(Recorded data)

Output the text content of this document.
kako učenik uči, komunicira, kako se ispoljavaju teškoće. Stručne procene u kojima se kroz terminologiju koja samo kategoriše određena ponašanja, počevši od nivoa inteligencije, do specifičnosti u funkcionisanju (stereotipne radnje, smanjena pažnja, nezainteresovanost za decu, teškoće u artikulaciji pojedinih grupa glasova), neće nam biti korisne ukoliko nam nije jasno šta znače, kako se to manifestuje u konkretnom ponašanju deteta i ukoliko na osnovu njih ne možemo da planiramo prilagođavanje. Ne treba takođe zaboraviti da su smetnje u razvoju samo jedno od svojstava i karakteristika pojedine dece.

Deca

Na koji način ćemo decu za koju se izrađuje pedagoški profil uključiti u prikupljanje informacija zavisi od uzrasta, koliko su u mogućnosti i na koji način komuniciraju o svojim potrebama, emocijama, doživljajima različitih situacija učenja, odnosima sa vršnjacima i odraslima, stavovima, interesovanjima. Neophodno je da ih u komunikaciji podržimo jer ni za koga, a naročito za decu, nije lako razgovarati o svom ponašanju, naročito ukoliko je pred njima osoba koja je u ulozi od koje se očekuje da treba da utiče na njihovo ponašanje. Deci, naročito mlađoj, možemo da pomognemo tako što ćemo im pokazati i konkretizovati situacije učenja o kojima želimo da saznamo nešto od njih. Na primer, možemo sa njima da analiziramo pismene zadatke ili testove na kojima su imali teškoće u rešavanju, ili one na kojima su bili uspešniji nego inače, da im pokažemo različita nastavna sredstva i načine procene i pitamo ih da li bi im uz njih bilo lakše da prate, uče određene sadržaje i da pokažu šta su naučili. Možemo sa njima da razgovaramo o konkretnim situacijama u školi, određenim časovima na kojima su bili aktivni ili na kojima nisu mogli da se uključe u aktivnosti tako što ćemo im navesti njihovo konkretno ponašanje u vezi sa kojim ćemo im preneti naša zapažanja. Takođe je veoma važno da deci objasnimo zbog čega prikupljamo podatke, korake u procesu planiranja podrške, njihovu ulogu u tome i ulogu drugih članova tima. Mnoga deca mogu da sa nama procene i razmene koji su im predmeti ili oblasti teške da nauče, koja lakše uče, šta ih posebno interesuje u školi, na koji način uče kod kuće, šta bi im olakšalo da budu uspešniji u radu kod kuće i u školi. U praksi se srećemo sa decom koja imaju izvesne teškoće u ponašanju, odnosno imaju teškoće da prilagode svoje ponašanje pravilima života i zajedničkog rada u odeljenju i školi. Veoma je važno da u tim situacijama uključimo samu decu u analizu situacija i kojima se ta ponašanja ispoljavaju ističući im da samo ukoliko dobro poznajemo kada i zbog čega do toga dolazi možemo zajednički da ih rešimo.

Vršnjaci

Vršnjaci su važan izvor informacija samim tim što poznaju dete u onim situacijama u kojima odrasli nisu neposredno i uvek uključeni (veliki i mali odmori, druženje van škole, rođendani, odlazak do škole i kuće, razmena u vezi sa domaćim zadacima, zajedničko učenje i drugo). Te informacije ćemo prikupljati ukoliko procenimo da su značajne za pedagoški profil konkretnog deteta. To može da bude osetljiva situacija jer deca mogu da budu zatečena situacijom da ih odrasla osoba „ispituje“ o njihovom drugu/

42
--
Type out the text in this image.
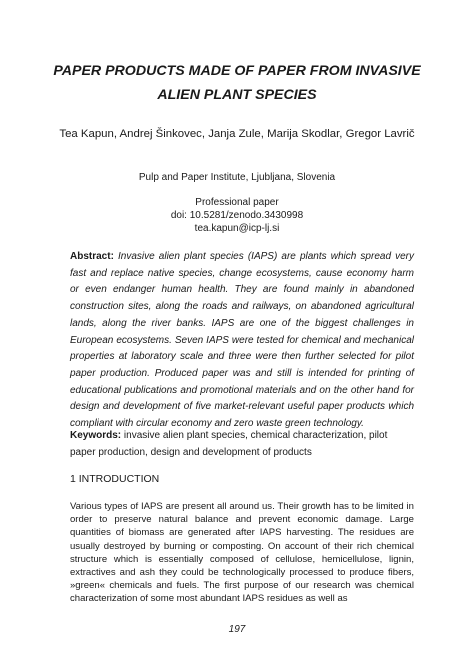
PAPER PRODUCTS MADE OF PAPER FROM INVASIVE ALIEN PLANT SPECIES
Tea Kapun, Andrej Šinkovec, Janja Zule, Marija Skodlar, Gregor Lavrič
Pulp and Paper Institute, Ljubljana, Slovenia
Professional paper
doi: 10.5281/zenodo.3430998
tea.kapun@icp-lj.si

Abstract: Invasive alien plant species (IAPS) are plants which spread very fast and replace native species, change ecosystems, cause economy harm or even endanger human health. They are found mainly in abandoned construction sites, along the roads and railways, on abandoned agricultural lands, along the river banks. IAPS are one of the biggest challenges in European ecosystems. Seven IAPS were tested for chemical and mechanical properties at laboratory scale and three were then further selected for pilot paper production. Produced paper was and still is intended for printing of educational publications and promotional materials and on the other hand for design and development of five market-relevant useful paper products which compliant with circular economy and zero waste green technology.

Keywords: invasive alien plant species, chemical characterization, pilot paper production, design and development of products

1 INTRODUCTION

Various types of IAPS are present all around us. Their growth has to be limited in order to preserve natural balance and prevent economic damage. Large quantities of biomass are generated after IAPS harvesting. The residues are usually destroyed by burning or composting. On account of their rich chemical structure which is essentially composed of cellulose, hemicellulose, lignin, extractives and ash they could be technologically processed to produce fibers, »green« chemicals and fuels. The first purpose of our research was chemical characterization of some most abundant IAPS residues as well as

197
--
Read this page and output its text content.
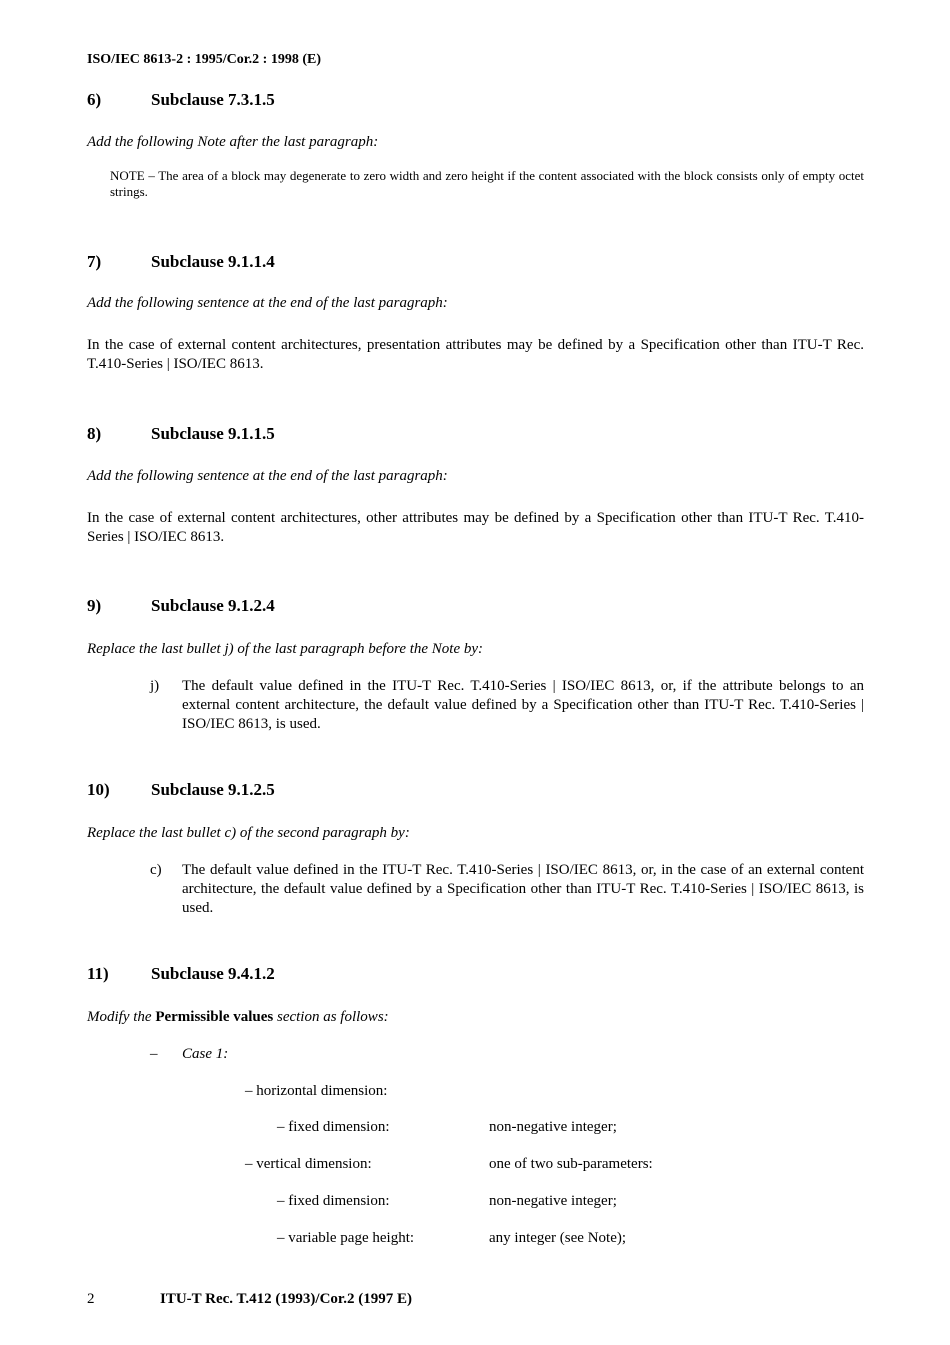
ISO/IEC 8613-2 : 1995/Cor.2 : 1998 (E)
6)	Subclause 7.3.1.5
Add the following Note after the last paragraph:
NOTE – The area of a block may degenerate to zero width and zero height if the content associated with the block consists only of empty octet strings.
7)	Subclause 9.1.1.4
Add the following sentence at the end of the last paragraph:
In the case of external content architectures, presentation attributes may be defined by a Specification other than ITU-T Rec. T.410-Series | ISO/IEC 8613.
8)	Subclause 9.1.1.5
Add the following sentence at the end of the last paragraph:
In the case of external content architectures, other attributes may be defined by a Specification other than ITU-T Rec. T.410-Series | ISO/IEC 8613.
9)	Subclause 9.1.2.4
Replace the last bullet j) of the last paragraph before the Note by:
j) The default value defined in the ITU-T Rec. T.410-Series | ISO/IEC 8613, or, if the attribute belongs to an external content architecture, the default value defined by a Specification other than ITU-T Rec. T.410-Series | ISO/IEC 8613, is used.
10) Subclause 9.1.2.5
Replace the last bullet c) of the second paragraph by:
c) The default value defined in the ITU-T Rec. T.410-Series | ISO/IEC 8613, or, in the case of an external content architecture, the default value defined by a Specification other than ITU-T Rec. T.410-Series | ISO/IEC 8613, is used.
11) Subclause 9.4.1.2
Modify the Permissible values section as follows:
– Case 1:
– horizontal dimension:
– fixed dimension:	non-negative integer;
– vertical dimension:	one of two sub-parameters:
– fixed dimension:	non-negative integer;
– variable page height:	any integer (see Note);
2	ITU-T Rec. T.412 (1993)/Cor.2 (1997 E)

- **What you need to do**: From the listing above, pick out each line where the word "with" appears.

- **Solution**:
Abstract: Invasive alien plant species (IAPS) are plants which spread very fast and replace native species, change ecosystems, cause economy harm or even endanger human health. They are found mainly in abandoned construction sites, along the roads and railways, on abandoned agricultural lands, along the river banks. IAPS are one of the biggest challenges in European ecosystems. Seven IAPS were tested for chemical and mechanical properties at laboratory scale and three were then further selected for pilot paper production. Produced paper was and still is intended for printing of educational publications and promotional materials and on the other hand for design and development of five market-relevant useful paper products which compliant with circular economy and zero waste green technology.
NOTE – The area of a block may degenerate to zero width and zero height if the content associated with the block consists only of empty octet strings.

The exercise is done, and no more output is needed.